Give the number of lines in the records below that include "home". Reply with that number alone.
==== Records provided ====
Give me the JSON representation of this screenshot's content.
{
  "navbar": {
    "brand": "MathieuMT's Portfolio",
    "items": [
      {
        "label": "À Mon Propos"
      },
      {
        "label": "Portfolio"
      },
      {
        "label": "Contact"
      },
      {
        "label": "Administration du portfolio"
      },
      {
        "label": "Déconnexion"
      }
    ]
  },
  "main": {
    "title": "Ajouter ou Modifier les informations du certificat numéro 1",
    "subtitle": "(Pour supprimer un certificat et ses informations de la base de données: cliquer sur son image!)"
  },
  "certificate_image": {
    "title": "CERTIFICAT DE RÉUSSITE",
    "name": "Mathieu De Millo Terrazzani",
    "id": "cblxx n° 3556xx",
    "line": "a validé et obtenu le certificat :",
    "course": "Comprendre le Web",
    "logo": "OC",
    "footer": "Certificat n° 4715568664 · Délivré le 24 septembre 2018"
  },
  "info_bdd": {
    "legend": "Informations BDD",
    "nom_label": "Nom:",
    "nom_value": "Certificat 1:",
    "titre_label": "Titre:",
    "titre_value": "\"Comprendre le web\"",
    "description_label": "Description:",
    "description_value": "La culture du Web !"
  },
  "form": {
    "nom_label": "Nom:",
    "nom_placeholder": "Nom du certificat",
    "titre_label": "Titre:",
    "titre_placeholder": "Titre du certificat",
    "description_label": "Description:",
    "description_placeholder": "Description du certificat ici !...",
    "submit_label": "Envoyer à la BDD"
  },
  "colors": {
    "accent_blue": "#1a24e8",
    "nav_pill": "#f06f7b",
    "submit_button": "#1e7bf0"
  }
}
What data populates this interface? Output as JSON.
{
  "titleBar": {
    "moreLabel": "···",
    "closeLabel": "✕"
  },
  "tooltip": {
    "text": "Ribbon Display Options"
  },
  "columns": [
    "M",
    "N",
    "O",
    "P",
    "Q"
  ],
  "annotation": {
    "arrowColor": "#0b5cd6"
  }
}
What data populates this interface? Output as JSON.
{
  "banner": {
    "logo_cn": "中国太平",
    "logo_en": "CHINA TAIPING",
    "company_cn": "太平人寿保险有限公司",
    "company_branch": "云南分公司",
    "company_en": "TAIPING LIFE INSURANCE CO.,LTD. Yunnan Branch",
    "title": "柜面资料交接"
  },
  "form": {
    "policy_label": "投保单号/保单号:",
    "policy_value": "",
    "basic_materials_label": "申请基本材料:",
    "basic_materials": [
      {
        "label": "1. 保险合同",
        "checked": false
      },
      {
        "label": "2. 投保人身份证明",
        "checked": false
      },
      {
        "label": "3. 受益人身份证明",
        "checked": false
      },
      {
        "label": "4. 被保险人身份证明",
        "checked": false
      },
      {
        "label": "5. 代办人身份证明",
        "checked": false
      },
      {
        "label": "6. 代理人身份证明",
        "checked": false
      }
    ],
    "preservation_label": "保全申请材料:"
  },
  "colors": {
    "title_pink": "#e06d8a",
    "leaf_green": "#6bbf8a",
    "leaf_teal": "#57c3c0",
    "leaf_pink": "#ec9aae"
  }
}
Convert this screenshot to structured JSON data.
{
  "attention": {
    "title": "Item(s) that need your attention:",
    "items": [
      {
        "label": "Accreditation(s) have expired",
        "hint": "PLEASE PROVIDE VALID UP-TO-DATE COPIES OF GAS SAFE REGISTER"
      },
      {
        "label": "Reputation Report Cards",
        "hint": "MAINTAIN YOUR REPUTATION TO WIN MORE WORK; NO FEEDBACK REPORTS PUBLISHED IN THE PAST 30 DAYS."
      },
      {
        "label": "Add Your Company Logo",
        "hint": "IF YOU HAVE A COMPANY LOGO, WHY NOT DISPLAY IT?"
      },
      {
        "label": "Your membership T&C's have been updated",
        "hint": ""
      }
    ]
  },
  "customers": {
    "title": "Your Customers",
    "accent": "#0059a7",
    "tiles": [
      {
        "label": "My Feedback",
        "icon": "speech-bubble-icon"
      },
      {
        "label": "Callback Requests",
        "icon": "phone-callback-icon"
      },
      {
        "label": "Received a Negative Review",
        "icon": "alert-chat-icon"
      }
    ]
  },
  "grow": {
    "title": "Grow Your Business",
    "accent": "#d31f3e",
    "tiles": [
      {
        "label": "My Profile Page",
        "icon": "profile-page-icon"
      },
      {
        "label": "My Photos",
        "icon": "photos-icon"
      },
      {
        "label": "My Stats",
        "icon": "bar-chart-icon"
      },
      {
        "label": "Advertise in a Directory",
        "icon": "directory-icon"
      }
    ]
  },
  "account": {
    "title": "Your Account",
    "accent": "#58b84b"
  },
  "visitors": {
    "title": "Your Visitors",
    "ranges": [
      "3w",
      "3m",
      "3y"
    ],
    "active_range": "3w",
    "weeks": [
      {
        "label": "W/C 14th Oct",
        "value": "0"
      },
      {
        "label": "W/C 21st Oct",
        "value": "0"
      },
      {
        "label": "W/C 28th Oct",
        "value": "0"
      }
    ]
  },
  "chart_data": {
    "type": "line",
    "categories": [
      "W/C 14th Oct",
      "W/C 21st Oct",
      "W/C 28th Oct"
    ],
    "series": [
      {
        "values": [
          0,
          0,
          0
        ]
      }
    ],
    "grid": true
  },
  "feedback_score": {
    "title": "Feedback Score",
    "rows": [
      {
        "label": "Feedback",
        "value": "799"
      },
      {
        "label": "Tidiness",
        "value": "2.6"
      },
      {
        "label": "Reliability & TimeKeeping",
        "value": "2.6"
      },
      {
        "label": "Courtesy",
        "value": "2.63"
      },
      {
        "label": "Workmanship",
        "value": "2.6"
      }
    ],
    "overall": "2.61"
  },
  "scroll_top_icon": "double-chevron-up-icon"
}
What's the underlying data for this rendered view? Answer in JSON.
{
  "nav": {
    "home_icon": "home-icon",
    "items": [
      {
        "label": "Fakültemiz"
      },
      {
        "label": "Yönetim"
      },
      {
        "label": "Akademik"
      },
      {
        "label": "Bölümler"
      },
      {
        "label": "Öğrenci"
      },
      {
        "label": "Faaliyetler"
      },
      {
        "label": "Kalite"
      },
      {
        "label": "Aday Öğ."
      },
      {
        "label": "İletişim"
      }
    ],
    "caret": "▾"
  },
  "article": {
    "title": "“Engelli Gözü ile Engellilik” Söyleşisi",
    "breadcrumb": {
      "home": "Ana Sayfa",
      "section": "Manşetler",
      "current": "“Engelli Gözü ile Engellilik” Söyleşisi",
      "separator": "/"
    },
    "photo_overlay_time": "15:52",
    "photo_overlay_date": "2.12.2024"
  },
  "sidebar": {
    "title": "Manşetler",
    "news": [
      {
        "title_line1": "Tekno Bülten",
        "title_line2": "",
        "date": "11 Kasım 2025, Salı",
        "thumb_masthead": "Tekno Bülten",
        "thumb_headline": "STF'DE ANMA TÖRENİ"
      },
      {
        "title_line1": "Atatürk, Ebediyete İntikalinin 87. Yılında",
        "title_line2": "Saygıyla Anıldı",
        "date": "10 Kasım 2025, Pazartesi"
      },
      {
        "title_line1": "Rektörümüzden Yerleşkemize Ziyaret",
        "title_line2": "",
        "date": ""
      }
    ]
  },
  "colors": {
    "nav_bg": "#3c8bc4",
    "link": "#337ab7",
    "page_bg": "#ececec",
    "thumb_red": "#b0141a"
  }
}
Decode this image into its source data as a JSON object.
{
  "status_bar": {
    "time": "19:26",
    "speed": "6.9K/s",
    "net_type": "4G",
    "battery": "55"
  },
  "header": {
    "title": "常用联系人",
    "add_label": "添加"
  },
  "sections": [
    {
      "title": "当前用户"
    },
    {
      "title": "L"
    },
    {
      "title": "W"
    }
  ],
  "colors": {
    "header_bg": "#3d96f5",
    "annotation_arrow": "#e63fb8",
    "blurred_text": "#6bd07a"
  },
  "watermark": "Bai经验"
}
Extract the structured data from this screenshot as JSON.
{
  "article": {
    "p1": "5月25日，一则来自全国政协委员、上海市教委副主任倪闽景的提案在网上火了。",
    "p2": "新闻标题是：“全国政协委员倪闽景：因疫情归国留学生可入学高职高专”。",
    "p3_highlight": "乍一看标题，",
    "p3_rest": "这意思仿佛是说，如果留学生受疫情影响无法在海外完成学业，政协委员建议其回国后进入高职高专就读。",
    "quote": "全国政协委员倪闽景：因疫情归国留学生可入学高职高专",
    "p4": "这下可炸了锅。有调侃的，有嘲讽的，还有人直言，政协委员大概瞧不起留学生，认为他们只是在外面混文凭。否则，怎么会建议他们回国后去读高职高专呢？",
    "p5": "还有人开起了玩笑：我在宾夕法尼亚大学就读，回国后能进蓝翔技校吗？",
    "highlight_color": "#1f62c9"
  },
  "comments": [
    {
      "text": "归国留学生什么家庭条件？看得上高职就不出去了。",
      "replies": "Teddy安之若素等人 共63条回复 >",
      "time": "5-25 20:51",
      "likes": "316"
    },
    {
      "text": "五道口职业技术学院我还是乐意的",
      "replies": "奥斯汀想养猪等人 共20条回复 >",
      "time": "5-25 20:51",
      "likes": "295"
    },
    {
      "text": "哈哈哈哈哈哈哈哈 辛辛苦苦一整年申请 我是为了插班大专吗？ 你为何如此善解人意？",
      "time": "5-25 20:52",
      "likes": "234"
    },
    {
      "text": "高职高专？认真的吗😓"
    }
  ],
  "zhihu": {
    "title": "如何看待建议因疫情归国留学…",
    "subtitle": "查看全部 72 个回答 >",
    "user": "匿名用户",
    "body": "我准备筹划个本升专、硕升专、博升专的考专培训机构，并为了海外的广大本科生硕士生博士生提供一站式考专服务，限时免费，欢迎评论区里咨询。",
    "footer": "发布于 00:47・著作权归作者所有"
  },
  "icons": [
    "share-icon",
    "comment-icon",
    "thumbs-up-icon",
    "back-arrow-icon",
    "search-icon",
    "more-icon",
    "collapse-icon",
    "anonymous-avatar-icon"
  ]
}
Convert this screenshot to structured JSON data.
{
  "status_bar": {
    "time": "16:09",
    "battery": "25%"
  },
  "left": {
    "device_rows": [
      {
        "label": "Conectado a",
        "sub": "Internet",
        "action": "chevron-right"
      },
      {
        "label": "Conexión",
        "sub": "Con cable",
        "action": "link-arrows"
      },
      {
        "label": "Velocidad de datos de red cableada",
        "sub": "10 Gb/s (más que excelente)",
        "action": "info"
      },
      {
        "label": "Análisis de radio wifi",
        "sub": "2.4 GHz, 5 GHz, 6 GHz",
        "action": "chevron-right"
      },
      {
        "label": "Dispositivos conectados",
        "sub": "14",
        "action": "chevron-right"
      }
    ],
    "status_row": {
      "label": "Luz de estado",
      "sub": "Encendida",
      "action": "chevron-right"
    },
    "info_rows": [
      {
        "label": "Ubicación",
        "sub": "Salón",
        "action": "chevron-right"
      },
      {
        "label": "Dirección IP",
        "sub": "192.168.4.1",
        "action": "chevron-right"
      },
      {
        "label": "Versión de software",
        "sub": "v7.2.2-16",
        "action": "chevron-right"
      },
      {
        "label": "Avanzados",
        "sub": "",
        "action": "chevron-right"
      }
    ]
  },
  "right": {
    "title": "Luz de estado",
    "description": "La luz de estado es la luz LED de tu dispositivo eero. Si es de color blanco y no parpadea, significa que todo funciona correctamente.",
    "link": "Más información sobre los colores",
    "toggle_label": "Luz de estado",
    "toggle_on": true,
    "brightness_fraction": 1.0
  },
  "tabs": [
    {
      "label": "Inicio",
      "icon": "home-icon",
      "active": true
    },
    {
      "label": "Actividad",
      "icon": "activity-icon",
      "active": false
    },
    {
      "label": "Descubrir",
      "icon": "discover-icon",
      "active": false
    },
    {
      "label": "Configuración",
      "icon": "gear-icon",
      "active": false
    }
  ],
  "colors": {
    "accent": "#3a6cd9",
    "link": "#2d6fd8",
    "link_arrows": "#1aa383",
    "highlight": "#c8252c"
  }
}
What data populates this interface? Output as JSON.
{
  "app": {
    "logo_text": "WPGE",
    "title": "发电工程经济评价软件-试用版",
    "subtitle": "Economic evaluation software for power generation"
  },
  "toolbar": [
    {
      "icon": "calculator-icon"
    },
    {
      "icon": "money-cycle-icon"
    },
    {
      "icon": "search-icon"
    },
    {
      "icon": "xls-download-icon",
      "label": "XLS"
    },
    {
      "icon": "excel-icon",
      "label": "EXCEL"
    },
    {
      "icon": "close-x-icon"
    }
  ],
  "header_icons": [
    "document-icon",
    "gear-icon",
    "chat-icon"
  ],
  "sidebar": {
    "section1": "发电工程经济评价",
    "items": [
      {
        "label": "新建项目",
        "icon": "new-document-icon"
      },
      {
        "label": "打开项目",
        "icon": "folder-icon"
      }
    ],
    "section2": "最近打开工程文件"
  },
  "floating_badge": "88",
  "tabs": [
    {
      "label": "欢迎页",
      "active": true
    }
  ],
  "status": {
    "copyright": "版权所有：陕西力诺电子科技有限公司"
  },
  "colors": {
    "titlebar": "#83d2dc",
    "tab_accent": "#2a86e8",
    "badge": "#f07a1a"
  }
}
====
▶ [Answer for the task]: 3